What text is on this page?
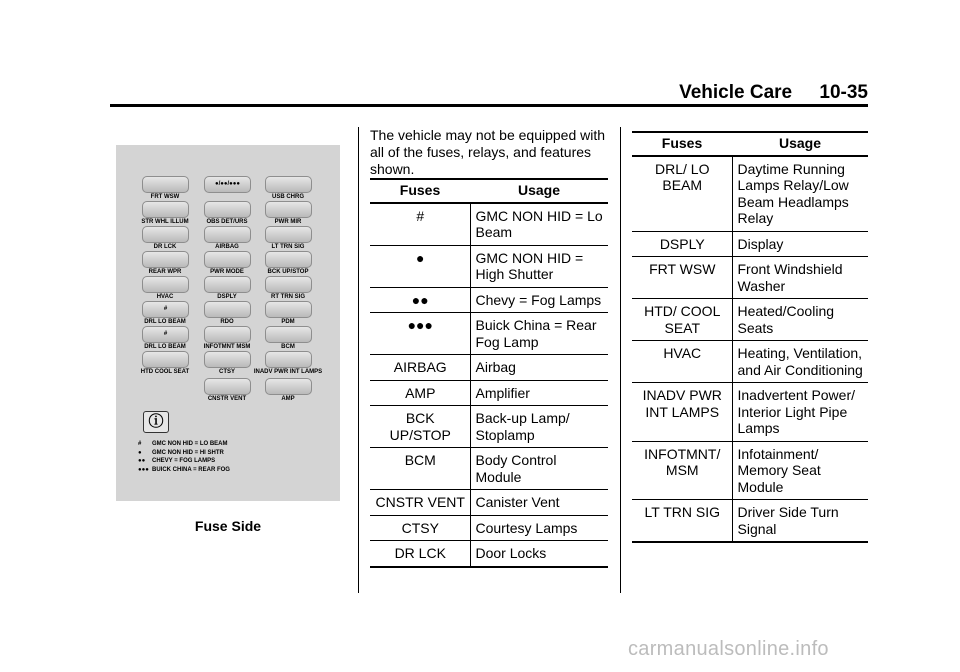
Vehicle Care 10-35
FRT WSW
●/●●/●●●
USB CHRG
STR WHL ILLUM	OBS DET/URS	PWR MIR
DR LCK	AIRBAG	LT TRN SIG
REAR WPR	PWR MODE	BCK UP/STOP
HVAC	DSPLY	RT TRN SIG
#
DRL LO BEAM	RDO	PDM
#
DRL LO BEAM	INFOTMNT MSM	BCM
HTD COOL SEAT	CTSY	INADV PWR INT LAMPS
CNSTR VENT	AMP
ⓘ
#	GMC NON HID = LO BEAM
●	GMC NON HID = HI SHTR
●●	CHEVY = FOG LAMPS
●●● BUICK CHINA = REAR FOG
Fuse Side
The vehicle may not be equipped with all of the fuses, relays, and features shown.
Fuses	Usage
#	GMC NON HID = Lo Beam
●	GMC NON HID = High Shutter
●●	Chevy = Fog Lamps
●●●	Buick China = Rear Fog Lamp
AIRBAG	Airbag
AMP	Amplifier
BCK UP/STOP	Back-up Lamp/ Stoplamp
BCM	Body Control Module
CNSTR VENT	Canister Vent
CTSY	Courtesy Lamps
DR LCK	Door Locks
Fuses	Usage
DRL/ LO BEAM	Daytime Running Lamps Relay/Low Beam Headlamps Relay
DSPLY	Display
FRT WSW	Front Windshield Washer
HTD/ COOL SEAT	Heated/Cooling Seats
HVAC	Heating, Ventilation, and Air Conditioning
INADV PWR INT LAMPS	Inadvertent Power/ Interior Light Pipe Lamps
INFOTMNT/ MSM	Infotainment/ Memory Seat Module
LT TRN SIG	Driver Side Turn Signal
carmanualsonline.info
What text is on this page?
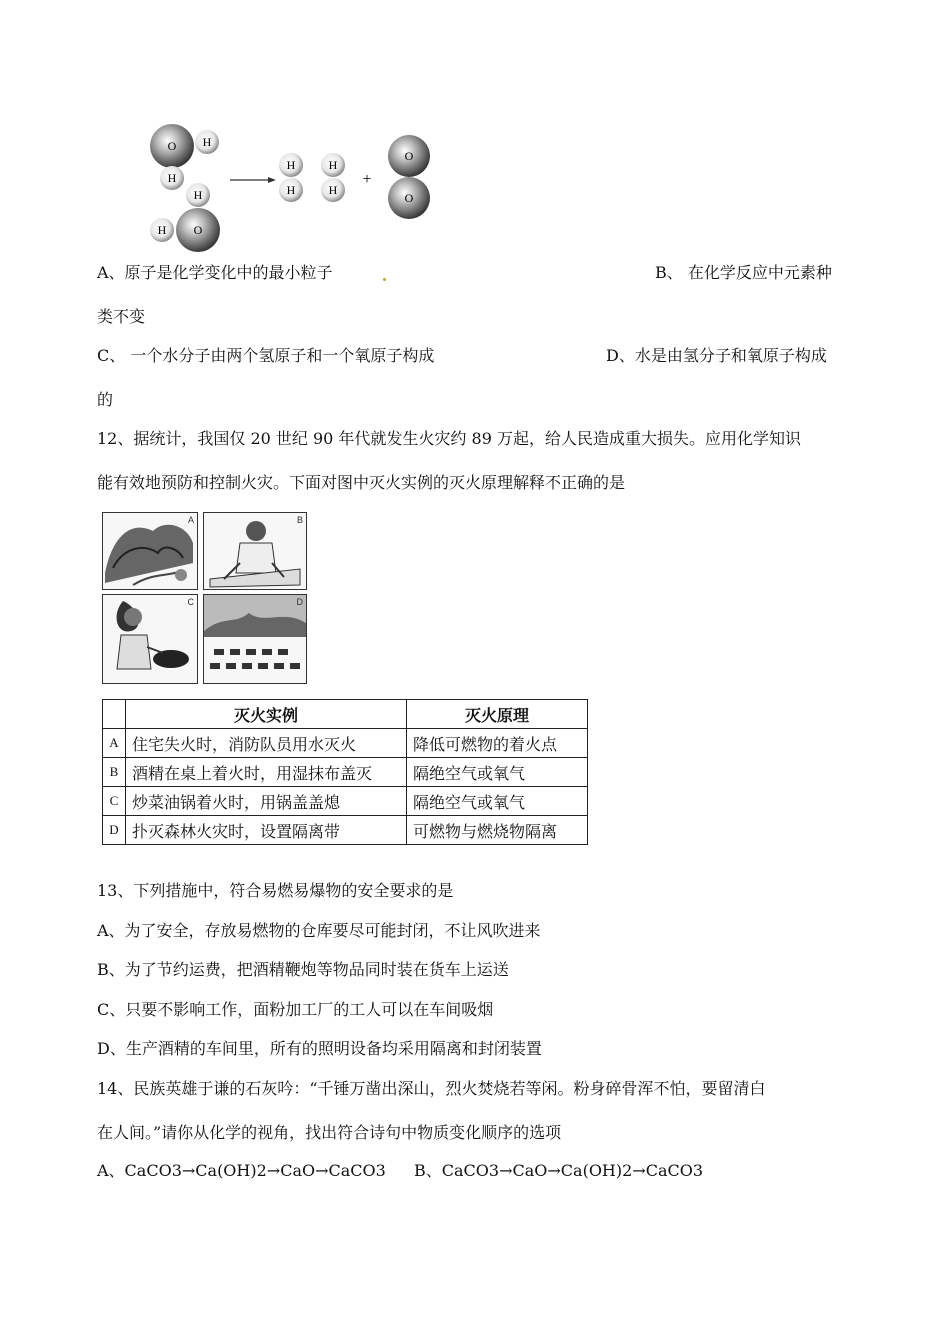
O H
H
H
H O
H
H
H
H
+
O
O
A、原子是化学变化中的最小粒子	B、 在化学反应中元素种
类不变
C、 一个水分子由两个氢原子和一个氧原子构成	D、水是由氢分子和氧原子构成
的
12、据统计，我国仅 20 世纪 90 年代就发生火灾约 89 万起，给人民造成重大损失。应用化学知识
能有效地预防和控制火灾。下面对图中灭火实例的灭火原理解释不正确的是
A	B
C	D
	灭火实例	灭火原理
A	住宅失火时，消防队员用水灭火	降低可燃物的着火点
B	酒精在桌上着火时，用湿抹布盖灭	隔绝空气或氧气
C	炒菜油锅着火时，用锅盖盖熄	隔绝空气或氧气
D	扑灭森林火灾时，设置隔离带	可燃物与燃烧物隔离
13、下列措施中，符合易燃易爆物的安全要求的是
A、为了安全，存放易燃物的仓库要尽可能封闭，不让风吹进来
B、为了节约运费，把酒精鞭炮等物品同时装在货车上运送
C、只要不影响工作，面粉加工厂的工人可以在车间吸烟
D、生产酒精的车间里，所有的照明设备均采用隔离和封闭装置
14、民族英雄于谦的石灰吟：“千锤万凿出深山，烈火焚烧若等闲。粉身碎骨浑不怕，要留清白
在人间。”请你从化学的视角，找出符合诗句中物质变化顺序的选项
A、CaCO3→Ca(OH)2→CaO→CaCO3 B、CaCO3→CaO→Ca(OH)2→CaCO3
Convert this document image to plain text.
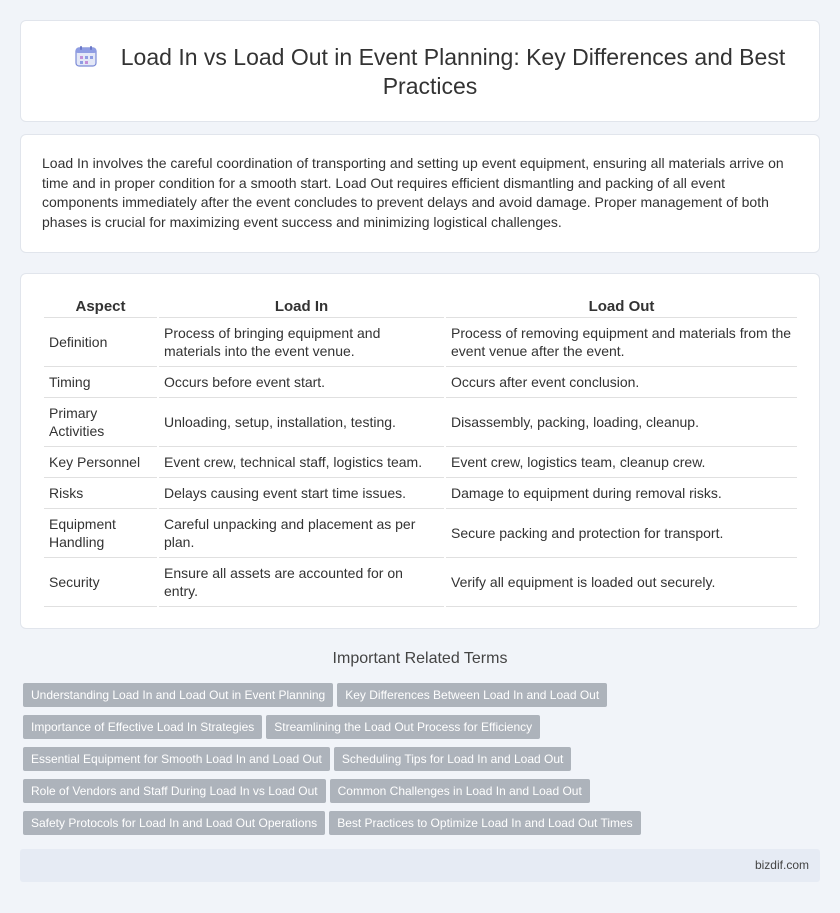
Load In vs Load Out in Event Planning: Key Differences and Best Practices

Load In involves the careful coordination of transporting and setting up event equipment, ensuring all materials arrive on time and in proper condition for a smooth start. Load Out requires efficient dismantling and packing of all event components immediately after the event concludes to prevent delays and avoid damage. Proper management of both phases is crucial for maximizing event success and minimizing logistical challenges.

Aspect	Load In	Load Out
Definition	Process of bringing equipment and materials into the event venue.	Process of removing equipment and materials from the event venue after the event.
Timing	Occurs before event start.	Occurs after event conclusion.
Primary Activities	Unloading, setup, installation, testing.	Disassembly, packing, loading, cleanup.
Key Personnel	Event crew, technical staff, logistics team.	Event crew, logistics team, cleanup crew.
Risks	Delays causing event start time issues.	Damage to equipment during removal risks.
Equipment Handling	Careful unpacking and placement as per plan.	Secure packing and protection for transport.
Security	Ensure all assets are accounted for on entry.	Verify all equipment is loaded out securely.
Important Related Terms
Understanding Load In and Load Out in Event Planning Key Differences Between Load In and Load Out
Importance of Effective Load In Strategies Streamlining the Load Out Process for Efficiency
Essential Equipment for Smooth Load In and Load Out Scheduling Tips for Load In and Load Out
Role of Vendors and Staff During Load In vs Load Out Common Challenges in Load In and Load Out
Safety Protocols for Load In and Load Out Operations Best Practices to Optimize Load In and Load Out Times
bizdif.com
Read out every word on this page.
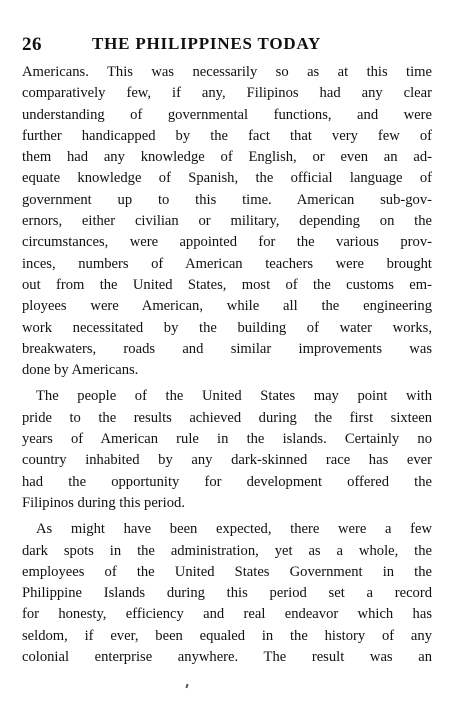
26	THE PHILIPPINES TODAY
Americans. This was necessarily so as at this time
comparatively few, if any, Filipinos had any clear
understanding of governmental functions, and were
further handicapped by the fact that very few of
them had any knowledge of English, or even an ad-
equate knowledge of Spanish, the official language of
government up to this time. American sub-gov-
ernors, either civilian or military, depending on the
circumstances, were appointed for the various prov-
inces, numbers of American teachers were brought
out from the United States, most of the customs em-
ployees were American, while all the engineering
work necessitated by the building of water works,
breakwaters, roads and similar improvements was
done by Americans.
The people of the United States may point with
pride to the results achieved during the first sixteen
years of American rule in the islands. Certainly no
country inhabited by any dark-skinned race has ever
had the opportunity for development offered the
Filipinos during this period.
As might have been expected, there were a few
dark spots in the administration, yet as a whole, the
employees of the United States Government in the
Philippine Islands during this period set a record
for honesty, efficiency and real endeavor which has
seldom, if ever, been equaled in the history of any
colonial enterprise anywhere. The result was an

**GOAL:**
Each line that contains the string "Side" counts once; say how many there are and nothing else.

**RESPONSE TO THIS EXERCISE:**
2